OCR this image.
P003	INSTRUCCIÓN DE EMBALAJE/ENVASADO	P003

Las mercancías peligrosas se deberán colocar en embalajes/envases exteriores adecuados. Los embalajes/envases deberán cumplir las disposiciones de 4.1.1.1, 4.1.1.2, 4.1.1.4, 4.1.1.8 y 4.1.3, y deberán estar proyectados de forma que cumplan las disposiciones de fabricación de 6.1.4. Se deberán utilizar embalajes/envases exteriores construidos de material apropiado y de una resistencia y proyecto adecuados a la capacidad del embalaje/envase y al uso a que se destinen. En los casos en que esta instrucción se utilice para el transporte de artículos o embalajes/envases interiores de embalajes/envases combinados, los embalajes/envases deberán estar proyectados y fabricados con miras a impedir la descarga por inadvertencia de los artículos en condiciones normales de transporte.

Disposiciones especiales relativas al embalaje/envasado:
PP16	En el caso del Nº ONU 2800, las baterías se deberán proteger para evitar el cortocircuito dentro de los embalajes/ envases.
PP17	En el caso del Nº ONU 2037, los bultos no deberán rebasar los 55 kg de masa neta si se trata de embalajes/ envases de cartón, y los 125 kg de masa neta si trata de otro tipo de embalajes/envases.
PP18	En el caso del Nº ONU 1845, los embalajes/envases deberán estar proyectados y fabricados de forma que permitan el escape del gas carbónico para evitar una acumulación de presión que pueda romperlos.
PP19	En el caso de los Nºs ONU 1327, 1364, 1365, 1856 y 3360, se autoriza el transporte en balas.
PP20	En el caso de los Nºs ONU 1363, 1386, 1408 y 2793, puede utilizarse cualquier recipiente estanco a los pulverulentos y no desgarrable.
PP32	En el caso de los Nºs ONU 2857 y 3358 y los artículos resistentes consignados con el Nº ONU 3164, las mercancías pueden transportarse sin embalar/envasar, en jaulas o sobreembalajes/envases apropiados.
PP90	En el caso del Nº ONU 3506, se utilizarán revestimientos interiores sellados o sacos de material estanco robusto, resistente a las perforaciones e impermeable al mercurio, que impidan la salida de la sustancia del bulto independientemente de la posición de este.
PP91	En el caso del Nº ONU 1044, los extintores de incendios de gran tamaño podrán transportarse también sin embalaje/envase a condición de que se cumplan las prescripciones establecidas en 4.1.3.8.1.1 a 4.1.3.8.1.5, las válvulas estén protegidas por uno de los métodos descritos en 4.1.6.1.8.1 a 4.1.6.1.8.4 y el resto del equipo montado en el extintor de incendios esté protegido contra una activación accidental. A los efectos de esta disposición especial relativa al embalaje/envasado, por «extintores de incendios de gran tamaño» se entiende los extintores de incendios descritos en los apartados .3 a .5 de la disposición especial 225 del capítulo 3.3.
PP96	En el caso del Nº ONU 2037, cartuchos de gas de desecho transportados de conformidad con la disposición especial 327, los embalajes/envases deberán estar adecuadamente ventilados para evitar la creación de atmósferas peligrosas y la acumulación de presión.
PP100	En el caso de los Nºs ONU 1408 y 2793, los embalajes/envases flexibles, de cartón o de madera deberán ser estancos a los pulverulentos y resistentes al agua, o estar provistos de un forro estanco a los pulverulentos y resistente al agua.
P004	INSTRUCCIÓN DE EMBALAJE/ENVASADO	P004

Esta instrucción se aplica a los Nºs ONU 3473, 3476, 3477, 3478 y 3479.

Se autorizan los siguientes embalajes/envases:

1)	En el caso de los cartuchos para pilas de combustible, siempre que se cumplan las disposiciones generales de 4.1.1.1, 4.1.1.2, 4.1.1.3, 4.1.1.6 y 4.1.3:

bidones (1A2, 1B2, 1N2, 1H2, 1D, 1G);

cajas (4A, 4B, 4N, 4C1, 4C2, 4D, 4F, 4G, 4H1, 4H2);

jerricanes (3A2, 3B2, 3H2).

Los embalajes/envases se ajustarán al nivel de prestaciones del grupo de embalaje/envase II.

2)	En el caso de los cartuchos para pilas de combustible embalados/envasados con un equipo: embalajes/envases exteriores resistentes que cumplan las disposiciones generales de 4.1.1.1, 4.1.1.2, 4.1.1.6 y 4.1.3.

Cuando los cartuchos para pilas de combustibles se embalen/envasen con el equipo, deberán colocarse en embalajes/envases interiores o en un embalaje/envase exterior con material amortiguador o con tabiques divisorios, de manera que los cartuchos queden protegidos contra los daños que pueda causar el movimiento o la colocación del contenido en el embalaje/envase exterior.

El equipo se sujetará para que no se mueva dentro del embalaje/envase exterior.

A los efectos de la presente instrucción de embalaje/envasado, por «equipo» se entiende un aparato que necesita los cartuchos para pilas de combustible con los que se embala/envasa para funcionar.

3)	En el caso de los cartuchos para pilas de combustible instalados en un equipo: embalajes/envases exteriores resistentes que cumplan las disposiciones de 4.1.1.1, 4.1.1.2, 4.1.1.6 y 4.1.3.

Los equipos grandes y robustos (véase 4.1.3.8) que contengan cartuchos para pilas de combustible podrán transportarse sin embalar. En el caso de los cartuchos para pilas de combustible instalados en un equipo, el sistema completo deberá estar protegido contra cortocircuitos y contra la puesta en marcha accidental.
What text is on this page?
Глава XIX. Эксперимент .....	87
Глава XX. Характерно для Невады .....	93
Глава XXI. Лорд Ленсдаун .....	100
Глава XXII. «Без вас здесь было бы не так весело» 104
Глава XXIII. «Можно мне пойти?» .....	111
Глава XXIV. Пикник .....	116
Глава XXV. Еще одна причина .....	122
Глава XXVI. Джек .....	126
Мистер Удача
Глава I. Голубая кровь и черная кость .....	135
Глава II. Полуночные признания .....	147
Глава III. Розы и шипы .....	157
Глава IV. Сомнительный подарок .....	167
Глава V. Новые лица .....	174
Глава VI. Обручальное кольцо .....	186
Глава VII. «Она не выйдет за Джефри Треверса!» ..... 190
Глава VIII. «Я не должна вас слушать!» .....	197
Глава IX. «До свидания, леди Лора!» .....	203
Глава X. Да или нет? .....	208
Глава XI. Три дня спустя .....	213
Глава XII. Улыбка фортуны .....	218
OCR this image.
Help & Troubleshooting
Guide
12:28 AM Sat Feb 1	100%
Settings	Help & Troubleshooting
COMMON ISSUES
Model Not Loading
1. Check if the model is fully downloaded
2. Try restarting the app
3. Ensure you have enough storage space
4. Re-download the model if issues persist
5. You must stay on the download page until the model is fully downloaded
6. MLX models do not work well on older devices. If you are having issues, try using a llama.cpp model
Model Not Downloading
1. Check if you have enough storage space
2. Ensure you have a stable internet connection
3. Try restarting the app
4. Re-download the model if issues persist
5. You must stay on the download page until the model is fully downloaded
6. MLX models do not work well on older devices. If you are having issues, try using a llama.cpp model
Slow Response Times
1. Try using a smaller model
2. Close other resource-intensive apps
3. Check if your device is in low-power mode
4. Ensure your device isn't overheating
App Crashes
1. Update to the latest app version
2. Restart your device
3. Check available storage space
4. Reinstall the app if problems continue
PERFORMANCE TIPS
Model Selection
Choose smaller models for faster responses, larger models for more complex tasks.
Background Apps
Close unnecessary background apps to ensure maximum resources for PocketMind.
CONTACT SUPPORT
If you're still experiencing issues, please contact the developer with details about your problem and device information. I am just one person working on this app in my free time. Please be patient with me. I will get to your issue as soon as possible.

====

GIVEN REQUEST —
Copy all lines from the listing that contain "evitar".

FULL ANSWER —
PP16	En el caso del Nº ONU 2800, las baterías se deberán proteger para evitar el cortocircuito dentro de los embalajes/ envases.
PP18	En el caso del Nº ONU 1845, los embalajes/envases deberán estar proyectados y fabricados de forma que permitan el escape del gas carbónico para evitar una acumulación de presión que pueda romperlos.
PP96	En el caso del Nº ONU 2037, cartuchos de gas de desecho transportados de conformidad con la disposición especial 327, los embalajes/envases deberán estar adecuadamente ventilados para evitar la creación de atmósferas peligrosas y la acumulación de presión.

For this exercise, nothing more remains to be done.